■ Records provided:
§

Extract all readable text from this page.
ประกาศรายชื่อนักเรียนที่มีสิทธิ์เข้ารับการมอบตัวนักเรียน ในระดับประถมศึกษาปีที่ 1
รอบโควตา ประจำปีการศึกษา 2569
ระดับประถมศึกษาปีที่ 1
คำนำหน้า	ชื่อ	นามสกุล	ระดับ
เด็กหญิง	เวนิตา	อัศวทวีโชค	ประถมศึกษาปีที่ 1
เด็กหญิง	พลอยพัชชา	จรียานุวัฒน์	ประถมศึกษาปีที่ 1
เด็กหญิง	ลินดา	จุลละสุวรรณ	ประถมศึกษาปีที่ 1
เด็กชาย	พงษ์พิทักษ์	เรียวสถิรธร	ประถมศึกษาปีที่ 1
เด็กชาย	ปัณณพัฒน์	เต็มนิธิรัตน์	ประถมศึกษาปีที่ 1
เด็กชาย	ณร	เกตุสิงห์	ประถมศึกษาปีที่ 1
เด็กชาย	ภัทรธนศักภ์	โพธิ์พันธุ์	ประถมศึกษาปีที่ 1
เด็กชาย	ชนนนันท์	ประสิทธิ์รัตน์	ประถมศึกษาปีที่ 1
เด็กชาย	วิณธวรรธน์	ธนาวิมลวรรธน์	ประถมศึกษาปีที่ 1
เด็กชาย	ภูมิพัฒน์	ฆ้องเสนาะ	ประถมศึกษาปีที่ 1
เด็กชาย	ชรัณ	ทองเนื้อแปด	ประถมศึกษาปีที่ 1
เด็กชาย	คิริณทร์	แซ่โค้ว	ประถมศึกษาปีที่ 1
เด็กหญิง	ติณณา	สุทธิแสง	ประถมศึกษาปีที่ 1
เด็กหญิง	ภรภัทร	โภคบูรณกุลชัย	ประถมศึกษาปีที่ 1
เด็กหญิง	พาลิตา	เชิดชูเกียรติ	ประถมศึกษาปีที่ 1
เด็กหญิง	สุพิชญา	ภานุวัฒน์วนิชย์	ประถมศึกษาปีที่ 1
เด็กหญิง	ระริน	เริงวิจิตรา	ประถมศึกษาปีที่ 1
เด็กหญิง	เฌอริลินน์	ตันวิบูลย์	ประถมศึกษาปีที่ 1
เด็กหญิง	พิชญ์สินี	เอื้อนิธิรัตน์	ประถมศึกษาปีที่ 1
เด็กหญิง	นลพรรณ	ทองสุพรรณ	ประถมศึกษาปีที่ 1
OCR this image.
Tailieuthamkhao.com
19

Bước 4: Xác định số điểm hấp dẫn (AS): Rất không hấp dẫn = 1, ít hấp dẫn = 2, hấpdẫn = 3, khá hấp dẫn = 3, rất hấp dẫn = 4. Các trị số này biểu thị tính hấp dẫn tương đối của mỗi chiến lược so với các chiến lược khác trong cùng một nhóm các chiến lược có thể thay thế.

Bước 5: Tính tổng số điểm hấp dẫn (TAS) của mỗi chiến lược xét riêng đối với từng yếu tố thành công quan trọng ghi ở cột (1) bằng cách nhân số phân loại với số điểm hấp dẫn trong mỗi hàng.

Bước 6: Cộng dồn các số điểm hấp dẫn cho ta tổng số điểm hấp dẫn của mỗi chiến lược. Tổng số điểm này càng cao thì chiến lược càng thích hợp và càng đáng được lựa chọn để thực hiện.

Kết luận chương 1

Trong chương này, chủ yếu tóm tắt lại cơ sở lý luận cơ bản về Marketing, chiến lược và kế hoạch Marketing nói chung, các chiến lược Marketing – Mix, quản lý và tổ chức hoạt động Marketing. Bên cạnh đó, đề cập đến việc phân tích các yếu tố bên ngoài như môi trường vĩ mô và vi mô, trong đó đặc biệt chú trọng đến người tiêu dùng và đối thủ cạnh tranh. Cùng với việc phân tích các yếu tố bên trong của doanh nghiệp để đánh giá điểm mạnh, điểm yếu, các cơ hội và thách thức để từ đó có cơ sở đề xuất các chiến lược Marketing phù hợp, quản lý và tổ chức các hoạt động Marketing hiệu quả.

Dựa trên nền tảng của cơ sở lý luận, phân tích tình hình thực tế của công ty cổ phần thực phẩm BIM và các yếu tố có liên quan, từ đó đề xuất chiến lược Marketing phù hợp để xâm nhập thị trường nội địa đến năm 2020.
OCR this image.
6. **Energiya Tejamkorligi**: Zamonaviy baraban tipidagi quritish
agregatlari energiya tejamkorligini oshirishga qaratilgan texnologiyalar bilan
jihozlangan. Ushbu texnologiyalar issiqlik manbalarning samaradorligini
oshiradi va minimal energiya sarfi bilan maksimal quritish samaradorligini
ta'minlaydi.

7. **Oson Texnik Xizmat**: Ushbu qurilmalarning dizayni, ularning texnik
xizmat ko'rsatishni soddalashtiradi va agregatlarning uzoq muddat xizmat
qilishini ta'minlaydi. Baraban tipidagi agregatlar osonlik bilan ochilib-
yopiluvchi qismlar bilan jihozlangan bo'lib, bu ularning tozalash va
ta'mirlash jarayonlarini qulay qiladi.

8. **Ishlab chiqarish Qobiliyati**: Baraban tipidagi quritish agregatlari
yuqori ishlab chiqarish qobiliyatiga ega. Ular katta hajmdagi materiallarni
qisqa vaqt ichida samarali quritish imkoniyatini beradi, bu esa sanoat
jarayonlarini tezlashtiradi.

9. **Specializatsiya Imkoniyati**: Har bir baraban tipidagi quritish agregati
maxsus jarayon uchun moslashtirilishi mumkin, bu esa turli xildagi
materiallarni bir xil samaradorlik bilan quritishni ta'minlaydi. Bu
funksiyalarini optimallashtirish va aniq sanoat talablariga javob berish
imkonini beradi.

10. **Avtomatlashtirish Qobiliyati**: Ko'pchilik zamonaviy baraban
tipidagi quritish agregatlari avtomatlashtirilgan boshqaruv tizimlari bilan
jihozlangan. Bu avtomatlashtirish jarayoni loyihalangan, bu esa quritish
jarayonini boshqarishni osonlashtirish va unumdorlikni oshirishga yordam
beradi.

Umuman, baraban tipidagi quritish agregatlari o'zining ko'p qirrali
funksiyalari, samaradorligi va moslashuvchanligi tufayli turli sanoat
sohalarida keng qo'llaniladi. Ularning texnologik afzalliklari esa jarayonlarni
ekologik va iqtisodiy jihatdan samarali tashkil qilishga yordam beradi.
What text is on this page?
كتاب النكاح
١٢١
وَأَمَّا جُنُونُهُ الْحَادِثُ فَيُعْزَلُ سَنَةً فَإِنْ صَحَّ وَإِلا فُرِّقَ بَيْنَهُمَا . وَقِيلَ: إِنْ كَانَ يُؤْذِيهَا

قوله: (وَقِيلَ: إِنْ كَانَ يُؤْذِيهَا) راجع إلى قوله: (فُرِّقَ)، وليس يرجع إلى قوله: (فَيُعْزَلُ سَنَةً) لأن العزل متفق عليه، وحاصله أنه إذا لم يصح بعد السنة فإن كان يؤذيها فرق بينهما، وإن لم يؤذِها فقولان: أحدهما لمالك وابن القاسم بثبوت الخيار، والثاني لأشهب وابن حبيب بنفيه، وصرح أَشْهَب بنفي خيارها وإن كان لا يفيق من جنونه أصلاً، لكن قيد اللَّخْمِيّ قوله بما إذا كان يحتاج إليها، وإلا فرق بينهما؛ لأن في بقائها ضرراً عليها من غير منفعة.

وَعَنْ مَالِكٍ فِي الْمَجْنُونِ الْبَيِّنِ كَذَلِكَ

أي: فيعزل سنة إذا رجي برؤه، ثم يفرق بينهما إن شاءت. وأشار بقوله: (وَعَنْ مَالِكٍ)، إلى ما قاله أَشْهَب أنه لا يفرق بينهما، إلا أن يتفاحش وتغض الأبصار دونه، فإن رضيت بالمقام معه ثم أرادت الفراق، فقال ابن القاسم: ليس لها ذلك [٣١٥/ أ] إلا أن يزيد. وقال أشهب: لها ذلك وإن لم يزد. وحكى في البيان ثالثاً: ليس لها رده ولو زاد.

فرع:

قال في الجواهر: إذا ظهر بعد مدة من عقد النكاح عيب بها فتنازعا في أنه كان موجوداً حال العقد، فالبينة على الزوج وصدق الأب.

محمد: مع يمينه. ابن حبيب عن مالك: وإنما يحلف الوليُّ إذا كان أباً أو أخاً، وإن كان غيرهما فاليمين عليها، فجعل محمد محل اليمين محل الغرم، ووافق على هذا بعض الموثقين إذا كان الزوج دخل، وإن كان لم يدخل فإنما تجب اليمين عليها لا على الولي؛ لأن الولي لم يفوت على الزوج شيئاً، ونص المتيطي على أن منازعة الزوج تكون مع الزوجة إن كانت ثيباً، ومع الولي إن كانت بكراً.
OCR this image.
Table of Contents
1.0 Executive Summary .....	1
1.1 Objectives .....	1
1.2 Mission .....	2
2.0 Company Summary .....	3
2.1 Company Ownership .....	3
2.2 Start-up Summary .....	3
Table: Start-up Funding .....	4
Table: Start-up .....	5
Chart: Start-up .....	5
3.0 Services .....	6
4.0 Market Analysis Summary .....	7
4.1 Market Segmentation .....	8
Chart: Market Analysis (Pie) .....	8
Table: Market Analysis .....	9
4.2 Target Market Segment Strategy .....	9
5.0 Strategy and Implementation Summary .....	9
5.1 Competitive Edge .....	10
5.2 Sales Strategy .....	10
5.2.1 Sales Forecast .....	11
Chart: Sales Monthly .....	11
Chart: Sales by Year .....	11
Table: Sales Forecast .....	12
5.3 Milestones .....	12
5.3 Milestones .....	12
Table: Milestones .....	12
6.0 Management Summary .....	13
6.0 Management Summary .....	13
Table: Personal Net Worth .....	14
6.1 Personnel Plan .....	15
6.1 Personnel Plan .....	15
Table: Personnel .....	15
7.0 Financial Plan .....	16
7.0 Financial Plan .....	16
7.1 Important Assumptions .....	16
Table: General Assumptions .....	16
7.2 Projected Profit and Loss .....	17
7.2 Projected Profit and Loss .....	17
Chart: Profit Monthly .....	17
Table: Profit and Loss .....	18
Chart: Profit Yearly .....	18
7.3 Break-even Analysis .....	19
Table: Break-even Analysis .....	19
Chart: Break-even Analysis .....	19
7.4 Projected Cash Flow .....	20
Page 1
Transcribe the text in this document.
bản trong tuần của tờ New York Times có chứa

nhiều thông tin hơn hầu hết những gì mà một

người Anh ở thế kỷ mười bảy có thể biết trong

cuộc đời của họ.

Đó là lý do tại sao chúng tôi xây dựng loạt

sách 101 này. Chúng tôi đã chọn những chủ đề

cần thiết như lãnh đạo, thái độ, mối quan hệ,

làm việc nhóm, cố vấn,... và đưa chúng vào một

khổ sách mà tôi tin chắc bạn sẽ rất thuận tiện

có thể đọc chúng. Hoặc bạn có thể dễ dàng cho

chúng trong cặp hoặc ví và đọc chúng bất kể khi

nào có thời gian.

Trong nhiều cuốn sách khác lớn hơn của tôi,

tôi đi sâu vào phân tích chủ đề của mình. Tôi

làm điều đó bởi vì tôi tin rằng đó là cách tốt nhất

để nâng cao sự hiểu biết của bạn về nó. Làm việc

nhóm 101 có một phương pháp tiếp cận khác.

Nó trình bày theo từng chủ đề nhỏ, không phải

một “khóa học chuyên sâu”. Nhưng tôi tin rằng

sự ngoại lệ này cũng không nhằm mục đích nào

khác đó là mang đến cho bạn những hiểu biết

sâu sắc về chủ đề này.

§

■ What the task asks:
Find how many of the lines above have the word "bilan" in them. State only that number.

■ Expected output:
6